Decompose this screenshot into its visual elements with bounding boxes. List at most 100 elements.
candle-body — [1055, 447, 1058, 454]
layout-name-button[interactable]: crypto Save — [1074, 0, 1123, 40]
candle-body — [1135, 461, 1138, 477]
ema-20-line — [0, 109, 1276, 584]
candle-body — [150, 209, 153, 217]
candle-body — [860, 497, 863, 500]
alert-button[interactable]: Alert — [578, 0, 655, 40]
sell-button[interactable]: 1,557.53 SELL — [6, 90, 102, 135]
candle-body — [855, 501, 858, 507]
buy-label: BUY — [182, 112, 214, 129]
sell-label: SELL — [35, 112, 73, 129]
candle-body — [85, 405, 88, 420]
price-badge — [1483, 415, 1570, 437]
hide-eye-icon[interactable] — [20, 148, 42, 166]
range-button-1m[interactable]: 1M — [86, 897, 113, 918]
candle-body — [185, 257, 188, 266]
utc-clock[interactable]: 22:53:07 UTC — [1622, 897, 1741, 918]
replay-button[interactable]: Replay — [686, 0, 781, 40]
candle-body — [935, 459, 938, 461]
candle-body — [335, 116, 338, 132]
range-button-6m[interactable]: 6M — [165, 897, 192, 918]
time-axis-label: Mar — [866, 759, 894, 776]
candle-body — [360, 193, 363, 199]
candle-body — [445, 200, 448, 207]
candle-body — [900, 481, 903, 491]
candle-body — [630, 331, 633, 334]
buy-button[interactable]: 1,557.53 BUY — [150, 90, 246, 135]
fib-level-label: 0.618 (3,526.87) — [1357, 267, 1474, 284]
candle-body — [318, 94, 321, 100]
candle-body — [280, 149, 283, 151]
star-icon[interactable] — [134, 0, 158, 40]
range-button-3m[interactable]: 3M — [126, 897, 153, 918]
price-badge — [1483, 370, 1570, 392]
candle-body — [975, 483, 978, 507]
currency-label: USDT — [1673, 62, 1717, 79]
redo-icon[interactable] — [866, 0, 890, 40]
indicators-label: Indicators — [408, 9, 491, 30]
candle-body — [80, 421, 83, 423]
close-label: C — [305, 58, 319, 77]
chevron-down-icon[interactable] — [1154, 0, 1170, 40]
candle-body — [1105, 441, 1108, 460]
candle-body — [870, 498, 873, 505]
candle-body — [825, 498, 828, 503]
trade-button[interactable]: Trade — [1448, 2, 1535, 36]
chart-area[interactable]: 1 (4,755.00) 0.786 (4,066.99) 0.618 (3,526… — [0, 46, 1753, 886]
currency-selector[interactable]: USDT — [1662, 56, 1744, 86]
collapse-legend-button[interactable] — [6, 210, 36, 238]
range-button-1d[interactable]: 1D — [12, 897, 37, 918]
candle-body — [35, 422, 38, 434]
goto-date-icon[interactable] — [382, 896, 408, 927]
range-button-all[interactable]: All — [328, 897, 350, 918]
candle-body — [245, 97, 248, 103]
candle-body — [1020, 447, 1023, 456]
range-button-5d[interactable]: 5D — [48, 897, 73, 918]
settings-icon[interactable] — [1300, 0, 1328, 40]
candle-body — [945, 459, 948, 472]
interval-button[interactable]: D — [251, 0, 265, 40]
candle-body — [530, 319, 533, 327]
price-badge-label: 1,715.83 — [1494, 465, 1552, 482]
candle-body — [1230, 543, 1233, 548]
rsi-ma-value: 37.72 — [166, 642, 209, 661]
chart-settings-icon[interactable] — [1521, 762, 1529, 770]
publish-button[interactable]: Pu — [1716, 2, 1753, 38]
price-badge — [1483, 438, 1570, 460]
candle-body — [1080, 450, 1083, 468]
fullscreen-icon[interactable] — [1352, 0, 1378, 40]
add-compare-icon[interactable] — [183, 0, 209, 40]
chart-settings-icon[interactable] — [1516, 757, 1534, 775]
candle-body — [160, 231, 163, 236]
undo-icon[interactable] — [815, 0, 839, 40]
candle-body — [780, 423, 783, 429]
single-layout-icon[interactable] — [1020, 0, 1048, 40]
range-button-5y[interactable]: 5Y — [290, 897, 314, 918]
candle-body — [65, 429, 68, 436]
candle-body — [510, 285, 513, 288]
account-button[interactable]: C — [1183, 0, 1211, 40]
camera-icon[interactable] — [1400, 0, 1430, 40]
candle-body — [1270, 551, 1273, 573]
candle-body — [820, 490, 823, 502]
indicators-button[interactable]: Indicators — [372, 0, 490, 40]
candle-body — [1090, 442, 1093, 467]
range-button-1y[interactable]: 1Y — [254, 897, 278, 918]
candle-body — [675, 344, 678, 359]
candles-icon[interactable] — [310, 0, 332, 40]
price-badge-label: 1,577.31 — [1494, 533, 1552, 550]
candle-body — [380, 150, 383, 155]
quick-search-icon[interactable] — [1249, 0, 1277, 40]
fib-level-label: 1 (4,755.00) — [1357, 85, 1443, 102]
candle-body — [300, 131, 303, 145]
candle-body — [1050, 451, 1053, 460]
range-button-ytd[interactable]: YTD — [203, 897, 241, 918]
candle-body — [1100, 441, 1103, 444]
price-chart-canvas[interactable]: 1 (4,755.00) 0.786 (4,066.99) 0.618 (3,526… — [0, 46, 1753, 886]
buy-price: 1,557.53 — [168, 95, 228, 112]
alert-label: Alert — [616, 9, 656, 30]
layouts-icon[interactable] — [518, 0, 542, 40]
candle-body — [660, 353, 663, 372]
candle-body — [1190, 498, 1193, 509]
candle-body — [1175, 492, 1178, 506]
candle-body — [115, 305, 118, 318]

━━━━━━━━━━━━━━━━━━━━━━━━━━━━━━

What you should do:
Write the records as a JSON list of strings, one string per line and no blank lines, starting at the first line and ending with the line that contains "candle-body — [85, 405, 88, 420]", both included.

Complete output:
[
  "Decompose this screenshot into its visual elements with bounding boxes. List at most 100 elements.",
  "candle-body — [1055, 447, 1058, 454]",
  "layout-name-button[interactable]: crypto Save — [1074, 0, 1123, 40]",
  "candle-body — [1135, 461, 1138, 477]",
  "ema-20-line — [0, 109, 1276, 584]",
  "candle-body — [150, 209, 153, 217]",
  "candle-body — [860, 497, 863, 500]",
  "alert-button[interactable]: Alert — [578, 0, 655, 40]",
  "sell-button[interactable]: 1,557.53 SELL — [6, 90, 102, 135]",
  "candle-body — [855, 501, 858, 507]",
  "buy-label: BUY — [182, 112, 214, 129]",
  "sell-label: SELL — [35, 112, 73, 129]",
  "candle-body — [85, 405, 88, 420]"
]